What needs to be done: Gather each line in the entries that includes the string "true".

Provided entries:
"""

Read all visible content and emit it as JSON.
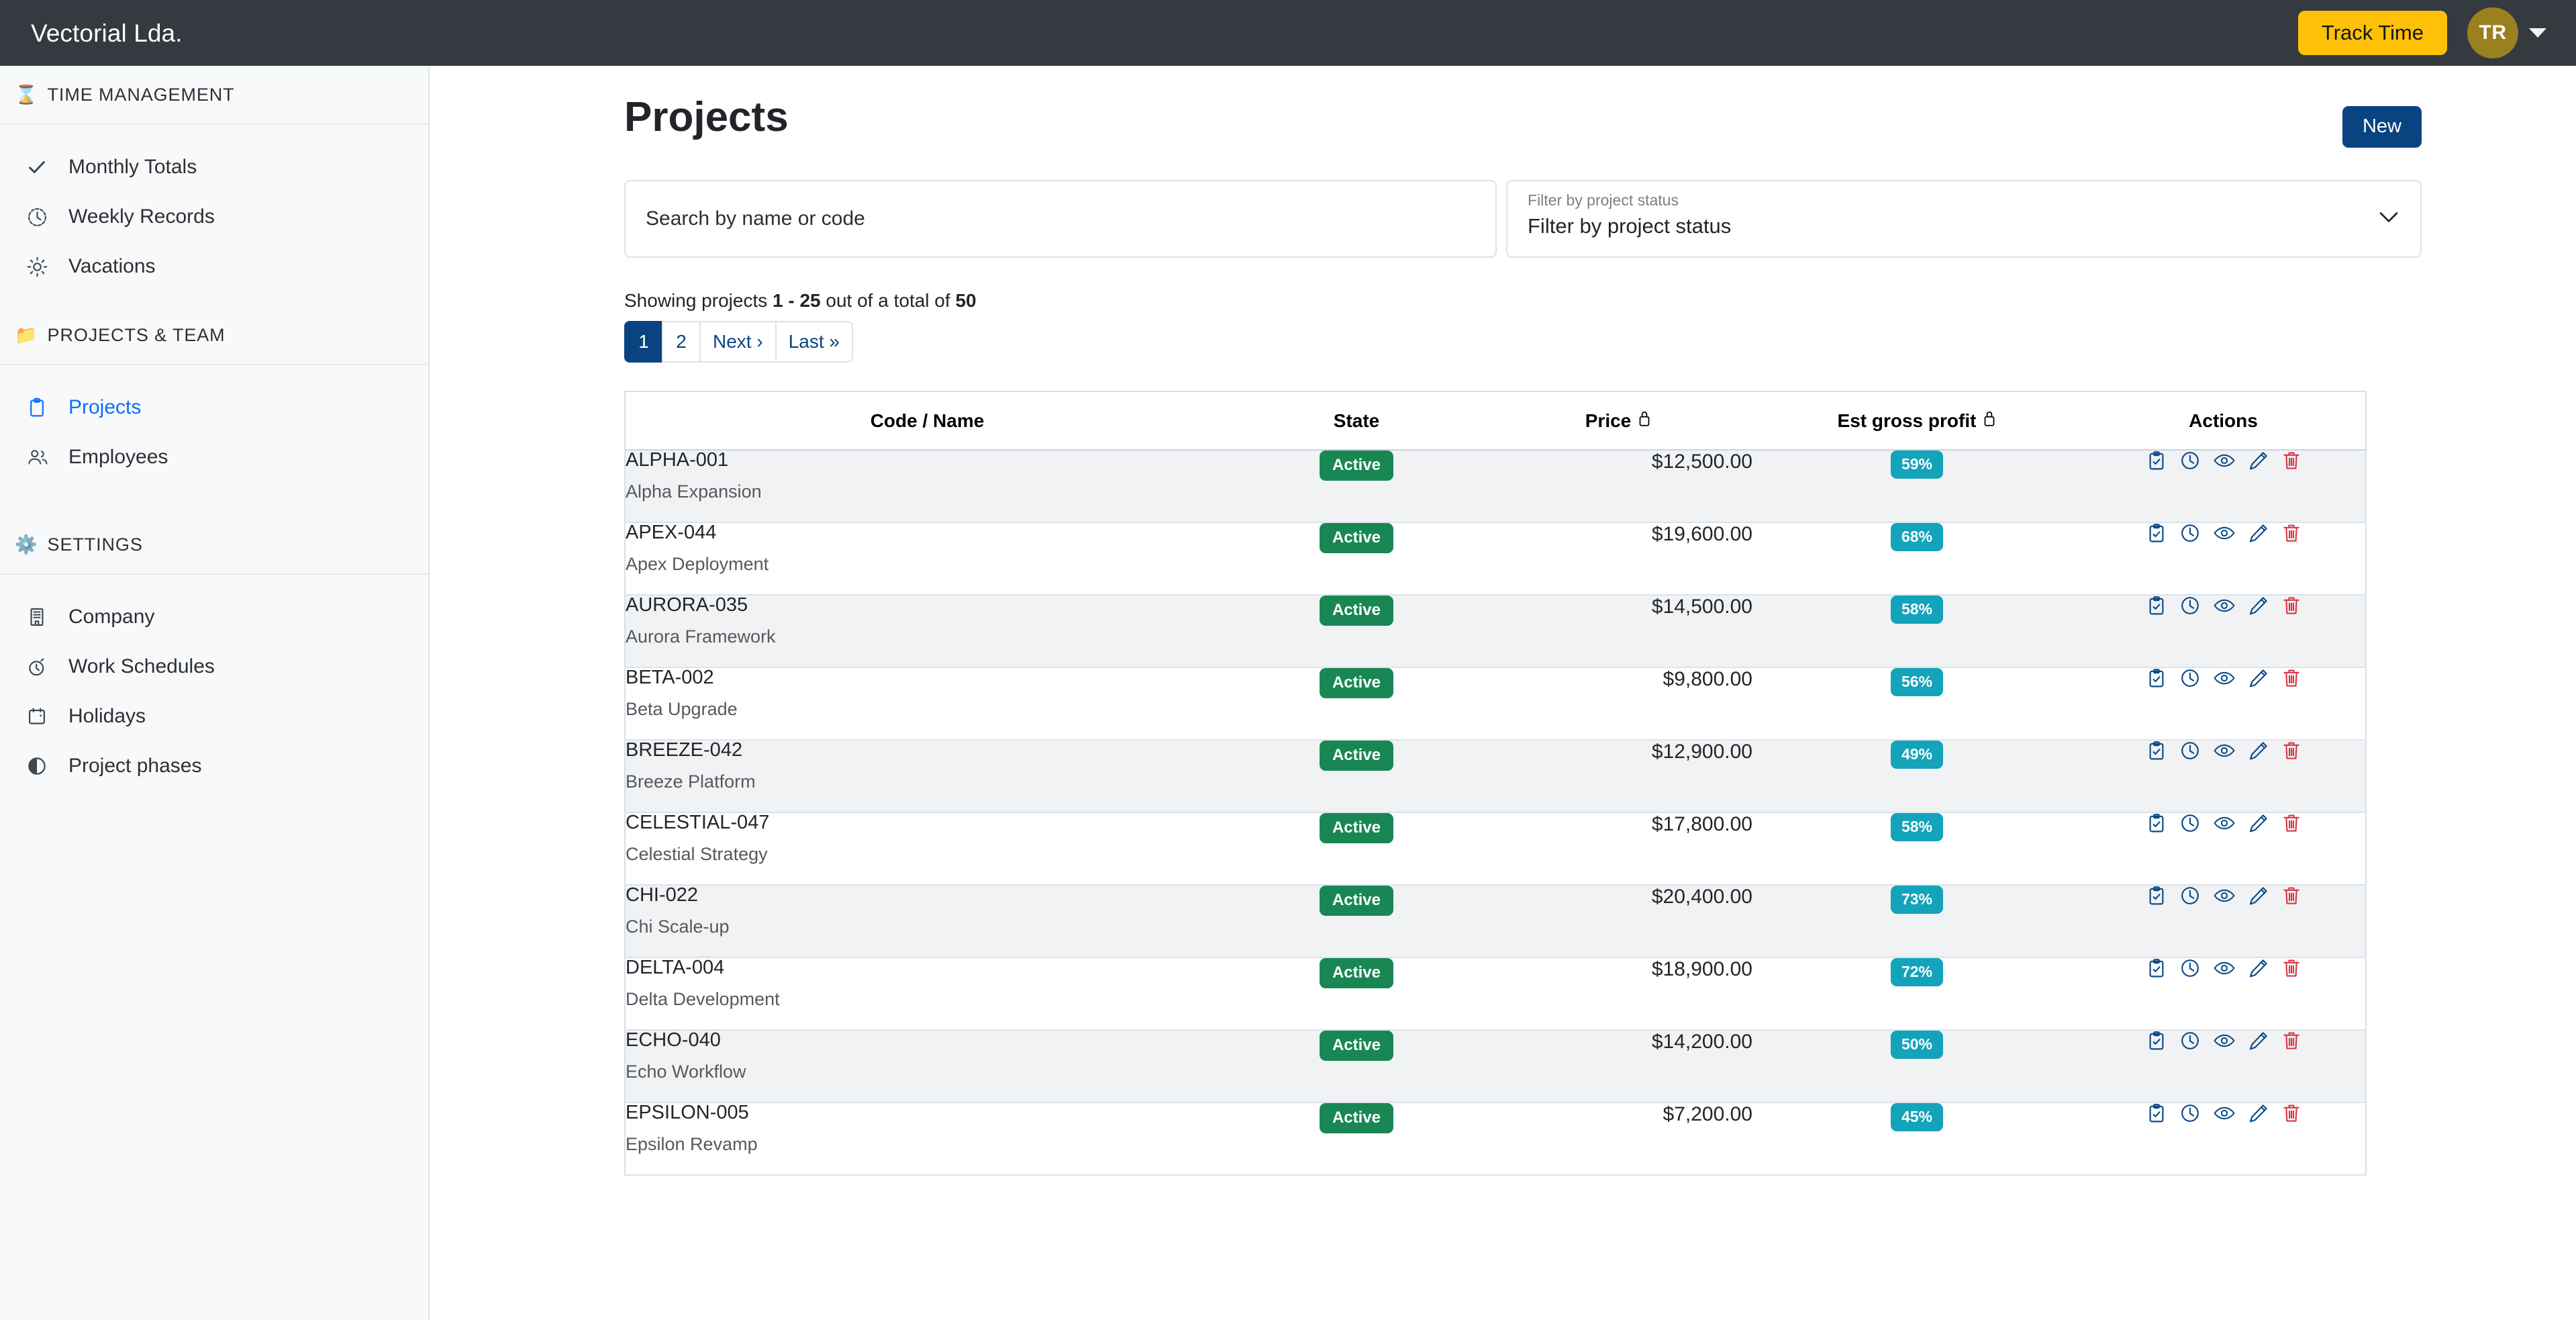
{
  "topbar": {
    "brand": "Vectorial Lda.",
    "track_time_label": "Track Time",
    "avatar_initials": "TR",
    "brand_bg": "#343a40",
    "track_time_bg": "#ffc107",
    "avatar_bg": "#9a801f"
  },
  "sidebar": {
    "sections": [
      {
        "icon": "hourglass-icon",
        "emoji": "⌛",
        "label": "TIME MANAGEMENT",
        "items": [
          {
            "label": "Monthly Totals",
            "icon": "check-icon",
            "active": false
          },
          {
            "label": "Weekly Records",
            "icon": "clock-dashed-icon",
            "active": false
          },
          {
            "label": "Vacations",
            "icon": "sun-icon",
            "active": false
          }
        ]
      },
      {
        "icon": "folder-icon",
        "emoji": "📁",
        "label": "PROJECTS & TEAM",
        "items": [
          {
            "label": "Projects",
            "icon": "clipboard-icon",
            "active": true
          },
          {
            "label": "Employees",
            "icon": "people-icon",
            "active": false
          }
        ]
      },
      {
        "icon": "gear-icon",
        "emoji": "⚙️",
        "label": "SETTINGS",
        "items": [
          {
            "label": "Company",
            "icon": "building-icon",
            "active": false
          },
          {
            "label": "Work Schedules",
            "icon": "stopwatch-icon",
            "active": false
          },
          {
            "label": "Holidays",
            "icon": "calendar-icon",
            "active": false
          },
          {
            "label": "Project phases",
            "icon": "half-circle-icon",
            "active": false
          }
        ]
      }
    ],
    "active_color": "#0d6efd"
  },
  "page": {
    "title": "Projects",
    "new_button_label": "New",
    "new_button_bg": "#0a4480"
  },
  "search": {
    "placeholder": "Search by name or code",
    "value": ""
  },
  "status_filter": {
    "float_label": "Filter by project status",
    "selected": "Filter by project status"
  },
  "summary": {
    "prefix": "Showing projects ",
    "range": "1 - 25",
    "middle": " out of a total of ",
    "total": "50"
  },
  "pagination": {
    "items": [
      {
        "label": "1",
        "current": true
      },
      {
        "label": "2",
        "current": false
      },
      {
        "label": "Next ›",
        "current": false
      },
      {
        "label": "Last »",
        "current": false
      }
    ]
  },
  "table": {
    "columns": [
      {
        "label": "Code / Name",
        "lock": false
      },
      {
        "label": "State",
        "lock": false
      },
      {
        "label": "Price",
        "lock": true
      },
      {
        "label": "Est gross profit",
        "lock": true
      },
      {
        "label": "Actions",
        "lock": false
      }
    ],
    "state_badge_bg": "#198754",
    "profit_badge_bg": "#13a3ba",
    "action_icons": [
      "clipboard-check-icon",
      "clock-icon",
      "eye-icon",
      "pencil-icon",
      "trash-icon"
    ],
    "rows": [
      {
        "code": "ALPHA-001",
        "name": "Alpha Expansion",
        "state": "Active",
        "price": "$12,500.00",
        "profit": "59%"
      },
      {
        "code": "APEX-044",
        "name": "Apex Deployment",
        "state": "Active",
        "price": "$19,600.00",
        "profit": "68%"
      },
      {
        "code": "AURORA-035",
        "name": "Aurora Framework",
        "state": "Active",
        "price": "$14,500.00",
        "profit": "58%"
      },
      {
        "code": "BETA-002",
        "name": "Beta Upgrade",
        "state": "Active",
        "price": "$9,800.00",
        "profit": "56%"
      },
      {
        "code": "BREEZE-042",
        "name": "Breeze Platform",
        "state": "Active",
        "price": "$12,900.00",
        "profit": "49%"
      },
      {
        "code": "CELESTIAL-047",
        "name": "Celestial Strategy",
        "state": "Active",
        "price": "$17,800.00",
        "profit": "58%"
      },
      {
        "code": "CHI-022",
        "name": "Chi Scale-up",
        "state": "Active",
        "price": "$20,400.00",
        "profit": "73%"
      },
      {
        "code": "DELTA-004",
        "name": "Delta Development",
        "state": "Active",
        "price": "$18,900.00",
        "profit": "72%"
      },
      {
        "code": "ECHO-040",
        "name": "Echo Workflow",
        "state": "Active",
        "price": "$14,200.00",
        "profit": "50%"
      },
      {
        "code": "EPSILON-005",
        "name": "Epsilon Revamp",
        "state": "Active",
        "price": "$7,200.00",
        "profit": "45%"
      }
    ]
  }
}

"""

Exercise response:
            "active": true
        "current": true
        "lock": true
        "lock": true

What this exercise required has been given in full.